• **Problem description**
How many lines hold the string "people"? Give only the number.

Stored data
>>

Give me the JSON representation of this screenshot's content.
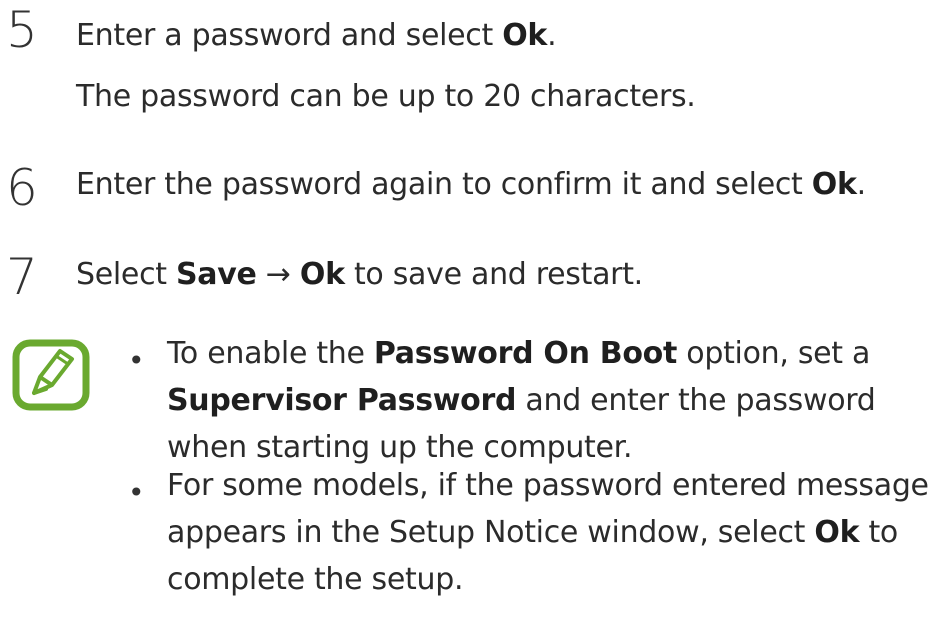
{
  "steps": [
    {
      "number": "5",
      "parts": [
        "Enter a password and select ",
        "Ok",
        "."
      ],
      "note": "The password can be up to 20 characters."
    },
    {
      "number": "6",
      "parts": [
        "Enter the password again to confirm it and select ",
        "Ok",
        "."
      ]
    },
    {
      "number": "7",
      "parts": [
        "Select ",
        "Save",
        " → ",
        "Ok",
        " to save and restart."
      ]
    }
  ],
  "notes": {
    "icon": "note-pencil-icon",
    "accent_color": "#6aa92f",
    "items": [
      {
        "bullet": "•",
        "parts": [
          "To enable the ",
          "Password On Boot",
          " option, set a ",
          "Supervisor Password",
          " and enter the password when starting up the computer."
        ]
      },
      {
        "bullet": "•",
        "parts": [
          "For some models, if the password entered message appears in the Setup Notice window, select ",
          "Ok",
          " to complete the setup."
        ]
      }
    ]
  }
}
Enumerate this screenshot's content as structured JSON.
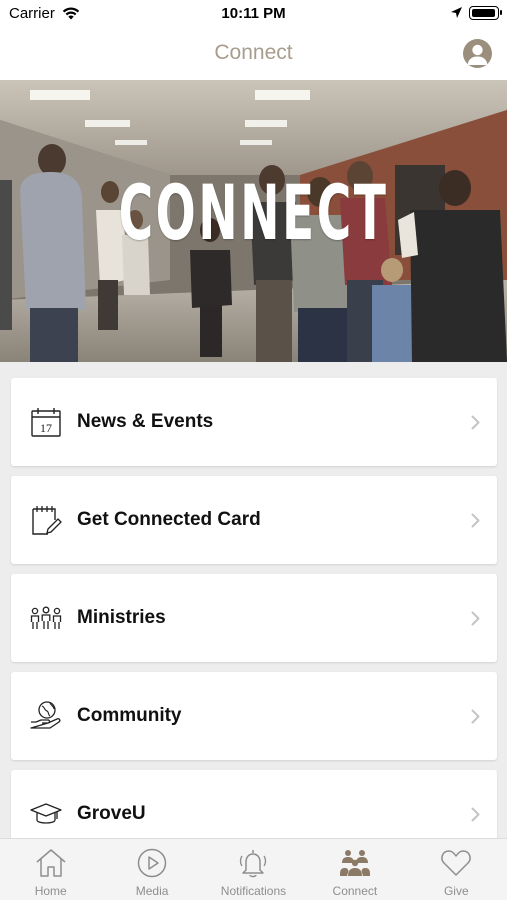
{
  "status_bar": {
    "carrier": "Carrier",
    "time": "10:11 PM"
  },
  "nav": {
    "title": "Connect"
  },
  "hero": {
    "text": "CONNECT"
  },
  "menu": [
    {
      "label": "News & Events",
      "icon": "calendar-icon",
      "calendar_day": "17"
    },
    {
      "label": "Get Connected Card",
      "icon": "notepad-edit-icon"
    },
    {
      "label": "Ministries",
      "icon": "people-group-icon"
    },
    {
      "label": "Community",
      "icon": "globe-hand-icon"
    },
    {
      "label": "GroveU",
      "icon": "graduation-cap-icon"
    }
  ],
  "tabs": [
    {
      "label": "Home",
      "icon": "home-icon"
    },
    {
      "label": "Media",
      "icon": "play-icon"
    },
    {
      "label": "Notifications",
      "icon": "bell-icon"
    },
    {
      "label": "Connect",
      "icon": "people-icon",
      "active": true
    },
    {
      "label": "Give",
      "icon": "heart-icon"
    }
  ],
  "colors": {
    "accent": "#a89d8d",
    "icon_active": "#8b7a66",
    "icon_inactive": "#8e8e8e"
  }
}
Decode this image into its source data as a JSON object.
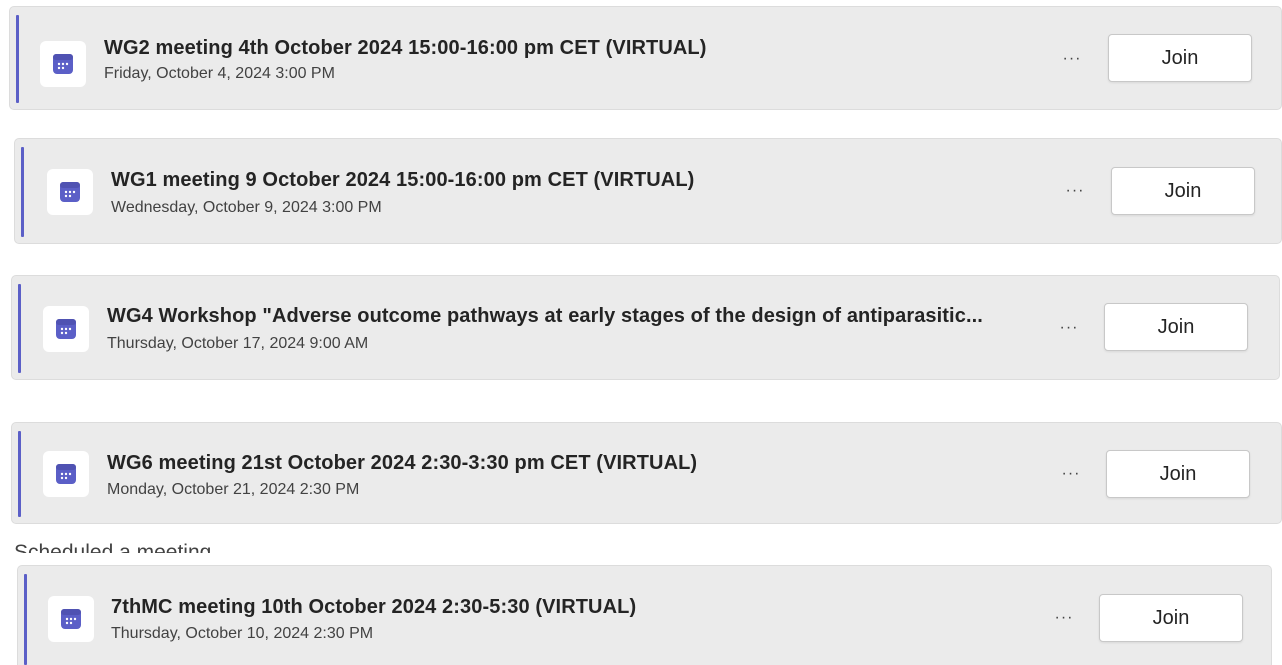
{
  "accent_color": "#5b5fc7",
  "card_background": "#ebebeb",
  "meetings": [
    {
      "title": "WG2 meeting 4th October 2024 15:00-16:00 pm CET (VIRTUAL)",
      "datetime": "Friday, October 4, 2024 3:00 PM",
      "more_label": "···",
      "join_label": "Join",
      "icon": "calendar-icon"
    },
    {
      "title": "WG1 meeting 9 October 2024 15:00-16:00 pm CET (VIRTUAL)",
      "datetime": "Wednesday, October 9, 2024 3:00 PM",
      "more_label": "···",
      "join_label": "Join",
      "icon": "calendar-icon"
    },
    {
      "title": "WG4 Workshop \"Adverse outcome pathways at early stages of the design of antiparasitic...",
      "datetime": "Thursday, October 17, 2024 9:00 AM",
      "more_label": "···",
      "join_label": "Join",
      "icon": "calendar-icon"
    },
    {
      "title": "WG6 meeting 21st October 2024 2:30-3:30 pm CET (VIRTUAL)",
      "datetime": "Monday, October 21, 2024 2:30 PM",
      "more_label": "···",
      "join_label": "Join",
      "icon": "calendar-icon"
    },
    {
      "title": "7thMC meeting 10th October 2024 2:30-5:30 (VIRTUAL)",
      "datetime": "Thursday, October 10, 2024 2:30 PM",
      "more_label": "···",
      "join_label": "Join",
      "icon": "calendar-icon"
    }
  ],
  "system_message": "Scheduled a meeting"
}
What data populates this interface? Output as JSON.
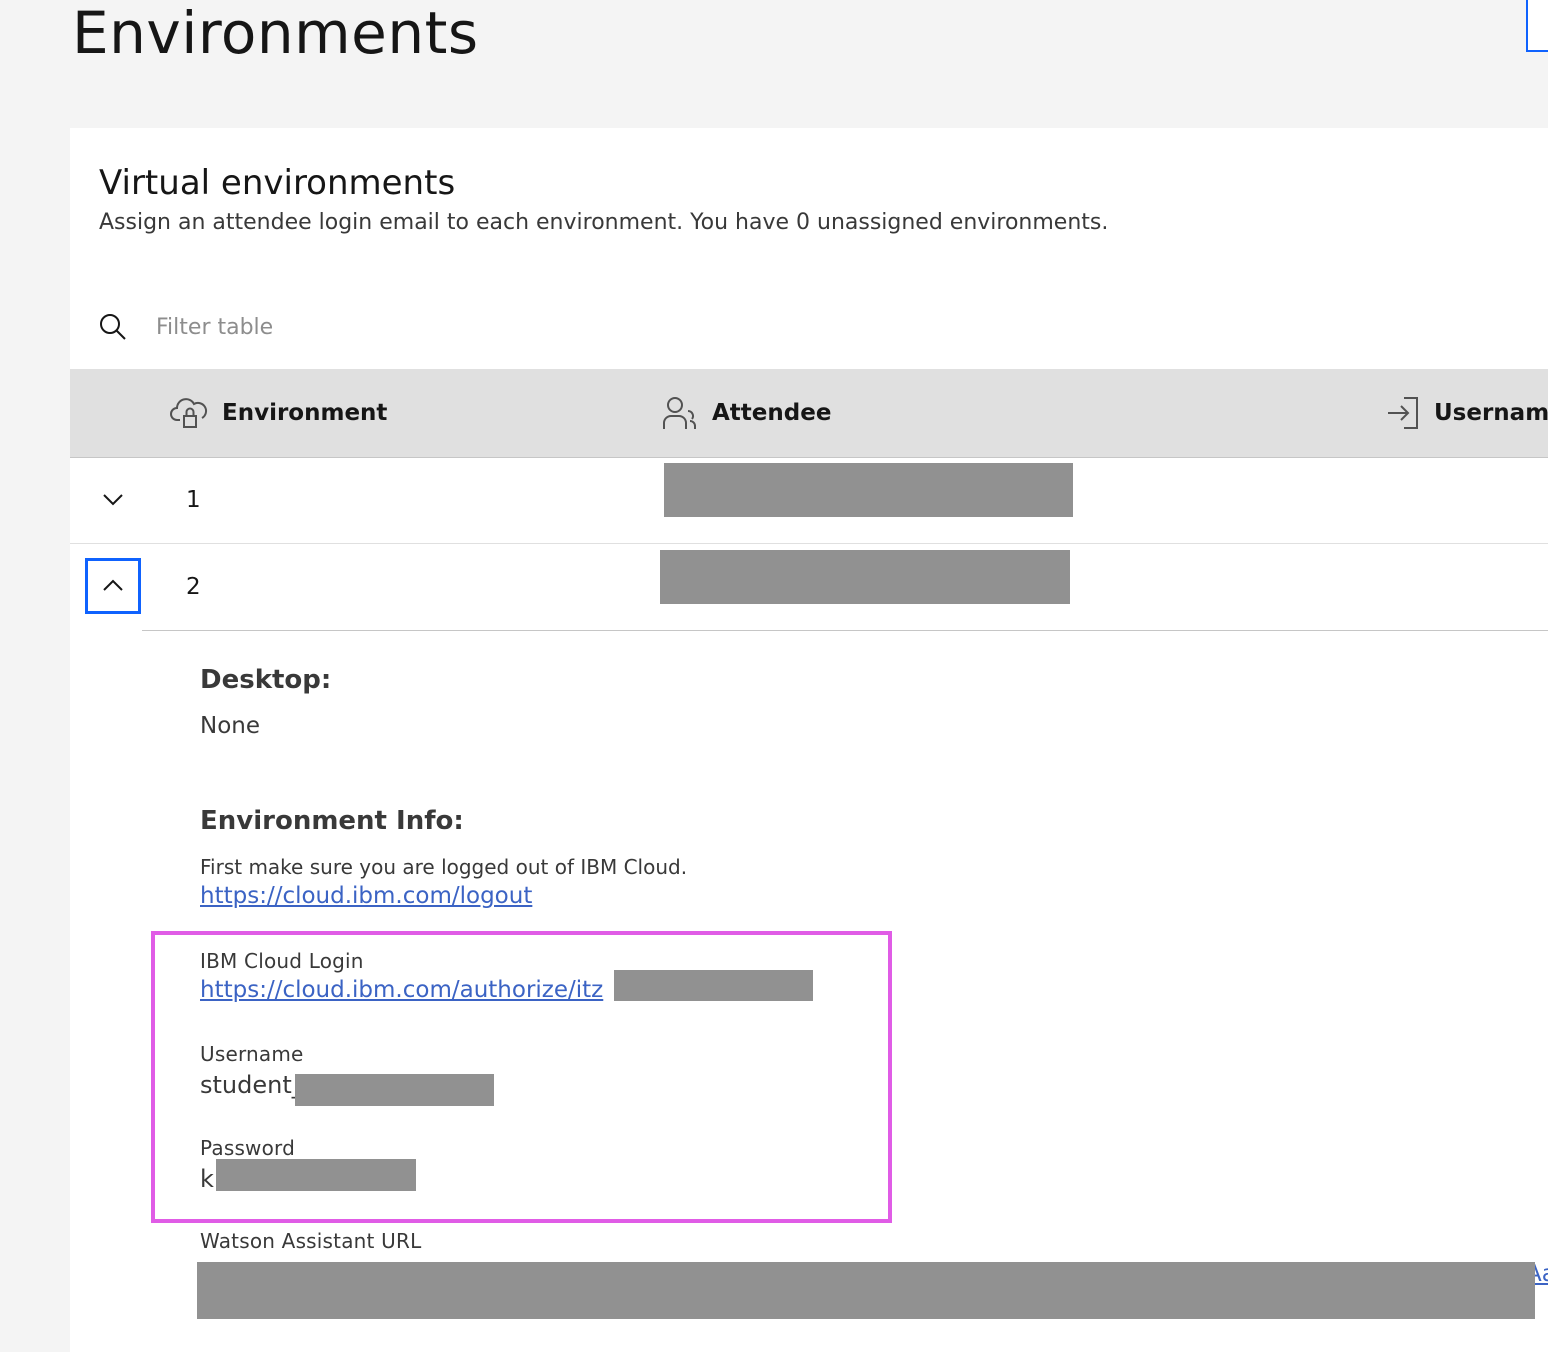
{
  "page": {
    "title": "Environments"
  },
  "card": {
    "title": "Virtual environments",
    "description": "Assign an attendee login email to each environment. You have 0 unassigned environments."
  },
  "search": {
    "placeholder": "Filter table",
    "value": ""
  },
  "table": {
    "columns": [
      {
        "label": "Environment",
        "icon": "cloud-lock-icon"
      },
      {
        "label": "Attendee",
        "icon": "user-icon"
      },
      {
        "label": "Username",
        "icon": "login-icon"
      }
    ],
    "rows": [
      {
        "number": "1",
        "expanded": false
      },
      {
        "number": "2",
        "expanded": true
      }
    ]
  },
  "details": {
    "desktop_heading": "Desktop:",
    "desktop_value": "None",
    "env_info_heading": "Environment Info:",
    "logout_instruction": "First make sure you are logged out of IBM Cloud.",
    "logout_link": "https://cloud.ibm.com/logout",
    "login_label": "IBM Cloud Login",
    "login_link": "https://cloud.ibm.com/authorize/itz",
    "username_label": "Username",
    "username_value": "student_",
    "password_label": "Password",
    "password_value": "k",
    "watson_label": "Watson Assistant URL",
    "watson_link_tail": "Aa"
  },
  "colors": {
    "page_bg": "#f4f4f4",
    "card_bg": "#ffffff",
    "header_bg": "#e0e0e0",
    "link": "#3b63c4",
    "focus": "#0f62fe",
    "highlight": "#e05ce6",
    "redaction": "#919191"
  }
}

<<

• **The response**
2